List all the lines in these records that hold "name".

[Data entries]
======
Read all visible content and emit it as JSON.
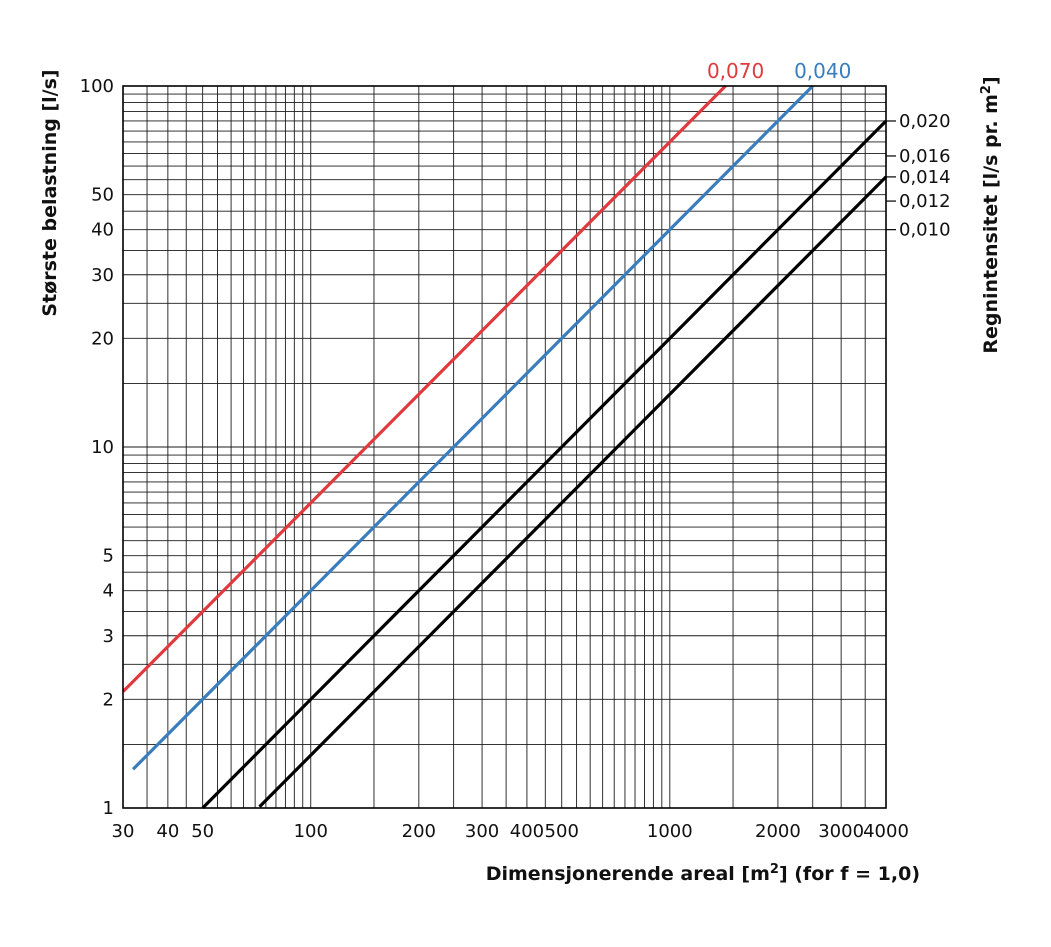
{
  "chart_data": {
    "type": "line",
    "xscale": "log",
    "yscale": "log",
    "xlim": [
      30,
      4000
    ],
    "ylim": [
      1,
      100
    ],
    "xlabel": "Dimensjonerende areal [m",
    "xlabel_sup": "2",
    "xlabel_tail": "] (for f = 1,0)",
    "ylabel": "Største belastning [l/s]",
    "y2label": "Regnintensitet [l/s pr. m",
    "y2label_sup": "2",
    "y2label_tail": "]",
    "x_ticks": [
      {
        "value": 30,
        "label": "30"
      },
      {
        "value": 40,
        "label": "40"
      },
      {
        "value": 50,
        "label": "50"
      },
      {
        "value": 100,
        "label": "100"
      },
      {
        "value": 200,
        "label": "200"
      },
      {
        "value": 300,
        "label": "300"
      },
      {
        "value": 400,
        "label": "400"
      },
      {
        "value": 500,
        "label": "500"
      },
      {
        "value": 1000,
        "label": "1000"
      },
      {
        "value": 2000,
        "label": "2000"
      },
      {
        "value": 3000,
        "label": "3000"
      },
      {
        "value": 4000,
        "label": "4000"
      }
    ],
    "y_ticks": [
      {
        "value": 1,
        "label": "1"
      },
      {
        "value": 2,
        "label": "2"
      },
      {
        "value": 3,
        "label": "3"
      },
      {
        "value": 4,
        "label": "4"
      },
      {
        "value": 5,
        "label": "5"
      },
      {
        "value": 10,
        "label": "10"
      },
      {
        "value": 20,
        "label": "20"
      },
      {
        "value": 30,
        "label": "30"
      },
      {
        "value": 40,
        "label": "40"
      },
      {
        "value": 50,
        "label": "50"
      },
      {
        "value": 100,
        "label": "100"
      }
    ],
    "right_ticks": [
      {
        "value": 0.02,
        "label": "0,020"
      },
      {
        "value": 0.016,
        "label": "0,016"
      },
      {
        "value": 0.014,
        "label": "0,014"
      },
      {
        "value": 0.012,
        "label": "0,012"
      },
      {
        "value": 0.01,
        "label": "0,010"
      }
    ],
    "series": [
      {
        "name": "0,070",
        "intensity": 0.07,
        "color": "#e03a3e",
        "x_start": 30,
        "x_end": 1430,
        "show_label": true
      },
      {
        "name": "0,040",
        "intensity": 0.04,
        "color": "#3a7dbf",
        "x_start": 32,
        "x_end": 2500,
        "show_label": true
      },
      {
        "name": "0,020",
        "intensity": 0.02,
        "color": "#000000",
        "x_start": 50,
        "x_end": 4000,
        "show_label": false
      },
      {
        "name": "0,014",
        "intensity": 0.014,
        "color": "#000000",
        "x_start": 72,
        "x_end": 4000,
        "show_label": false
      }
    ]
  }
}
======
Output –
        "name": "0,070",
        "name": "0,040",
        "name": "0,020",
        "name": "0,014",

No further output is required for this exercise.